Set problem
Write out all the material exactly. Leave nothing out.
======== Records for the task ========
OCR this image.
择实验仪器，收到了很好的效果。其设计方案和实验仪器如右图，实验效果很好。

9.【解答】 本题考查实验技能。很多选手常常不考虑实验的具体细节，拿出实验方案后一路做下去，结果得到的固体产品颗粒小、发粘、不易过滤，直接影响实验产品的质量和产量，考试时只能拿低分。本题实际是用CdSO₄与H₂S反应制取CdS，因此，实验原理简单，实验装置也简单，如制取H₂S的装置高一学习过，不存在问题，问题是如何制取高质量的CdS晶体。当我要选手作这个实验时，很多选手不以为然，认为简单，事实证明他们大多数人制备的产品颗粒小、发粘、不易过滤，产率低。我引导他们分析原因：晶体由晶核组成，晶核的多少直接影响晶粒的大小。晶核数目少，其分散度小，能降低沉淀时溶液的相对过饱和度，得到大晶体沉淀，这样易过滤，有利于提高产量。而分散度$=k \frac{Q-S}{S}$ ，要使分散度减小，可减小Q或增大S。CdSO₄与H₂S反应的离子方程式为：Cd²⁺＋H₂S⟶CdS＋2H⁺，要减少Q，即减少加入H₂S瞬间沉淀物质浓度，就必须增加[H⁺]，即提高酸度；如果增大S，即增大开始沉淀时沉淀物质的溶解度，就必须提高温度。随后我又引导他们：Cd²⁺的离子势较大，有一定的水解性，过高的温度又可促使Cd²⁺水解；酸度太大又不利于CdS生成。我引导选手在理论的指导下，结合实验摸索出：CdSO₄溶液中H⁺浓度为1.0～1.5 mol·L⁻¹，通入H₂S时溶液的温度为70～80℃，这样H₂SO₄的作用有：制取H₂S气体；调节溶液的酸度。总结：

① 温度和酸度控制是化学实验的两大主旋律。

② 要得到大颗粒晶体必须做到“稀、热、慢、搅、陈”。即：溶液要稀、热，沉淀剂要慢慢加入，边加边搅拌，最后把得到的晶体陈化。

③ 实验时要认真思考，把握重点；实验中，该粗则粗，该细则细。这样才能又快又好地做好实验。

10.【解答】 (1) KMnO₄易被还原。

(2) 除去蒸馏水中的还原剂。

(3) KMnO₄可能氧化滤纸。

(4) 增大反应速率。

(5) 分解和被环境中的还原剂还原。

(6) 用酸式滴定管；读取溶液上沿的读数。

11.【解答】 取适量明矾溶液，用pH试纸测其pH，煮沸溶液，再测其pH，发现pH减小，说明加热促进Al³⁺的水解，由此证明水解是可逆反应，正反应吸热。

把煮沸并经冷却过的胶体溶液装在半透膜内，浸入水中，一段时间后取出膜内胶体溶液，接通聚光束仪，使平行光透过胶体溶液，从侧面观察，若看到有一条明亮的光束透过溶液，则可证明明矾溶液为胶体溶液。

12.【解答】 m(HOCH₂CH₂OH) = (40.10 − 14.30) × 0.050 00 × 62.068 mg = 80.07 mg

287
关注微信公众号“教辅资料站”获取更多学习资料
========
Exercise response
OCR this image.
择实验仪器，收到了很好的效果。其设计方案和实验仪器如右图，实验效果很好。

9.【解答】 本题考查实验技能。很多选手常常不考虑实验的具体细节，拿出实验方案后一路做下去，结果得到的固体产品颗粒小、发粘、不易过滤，直接影响实验产品的质量和产量，考试时只能拿低分。本题实际是用CdSO₄与H₂S反应制取CdS，因此，实验原理简单，实验装置也简单，如制取H₂S的装置高一学习过，不存在问题，问题是如何制取高质量的CdS晶体。当我要选手作这个实验时，很多选手不以为然，认为简单，事实证明他们大多数人制备的产品颗粒小、发粘、不易过滤，产率低。我引导他们分析原因：晶体由晶核组成，晶核的多少直接影响晶粒的大小。晶核数目少，其分散度小，能降低沉淀时溶液的相对过饱和度，得到大晶体沉淀，这样易过滤，有利于提高产量。而分散度$=k \frac{Q-S}{S}$ ，要使分散度减小，可减小Q或增大S。CdSO₄与H₂S反应的离子方程式为：Cd²⁺＋H₂S⟶CdS＋2H⁺，要减少Q，即减少加入H₂S瞬间沉淀物质浓度，就必须增加[H⁺]，即提高酸度；如果增大S，即增大开始沉淀时沉淀物质的溶解度，就必须提高温度。随后我又引导他们：Cd²⁺的离子势较大，有一定的水解性，过高的温度又可促使Cd²⁺水解；酸度太大又不利于CdS生成。我引导选手在理论的指导下，结合实验摸索出：CdSO₄溶液中H⁺浓度为1.0～1.5 mol·L⁻¹，通入H₂S时溶液的温度为70～80℃，这样H₂SO₄的作用有：制取H₂S气体；调节溶液的酸度。总结：

① 温度和酸度控制是化学实验的两大主旋律。

② 要得到大颗粒晶体必须做到“稀、热、慢、搅、陈”。即：溶液要稀、热，沉淀剂要慢慢加入，边加边搅拌，最后把得到的晶体陈化。

③ 实验时要认真思考，把握重点；实验中，该粗则粗，该细则细。这样才能又快又好地做好实验。

10.【解答】 (1) KMnO₄易被还原。

(2) 除去蒸馏水中的还原剂。

(3) KMnO₄可能氧化滤纸。

(4) 增大反应速率。

(5) 分解和被环境中的还原剂还原。

(6) 用酸式滴定管；读取溶液上沿的读数。

11.【解答】 取适量明矾溶液，用pH试纸测其pH，煮沸溶液，再测其pH，发现pH减小，说明加热促进Al³⁺的水解，由此证明水解是可逆反应，正反应吸热。

把煮沸并经冷却过的胶体溶液装在半透膜内，浸入水中，一段时间后取出膜内胶体溶液，接通聚光束仪，使平行光透过胶体溶液，从侧面观察，若看到有一条明亮的光束透过溶液，则可证明明矾溶液为胶体溶液。

12.【解答】 m(HOCH₂CH₂OH) = (40.10 − 14.30) × 0.050 00 × 62.068 mg = 80.07 mg

287
关注微信公众号“教辅资料站”获取更多学习资料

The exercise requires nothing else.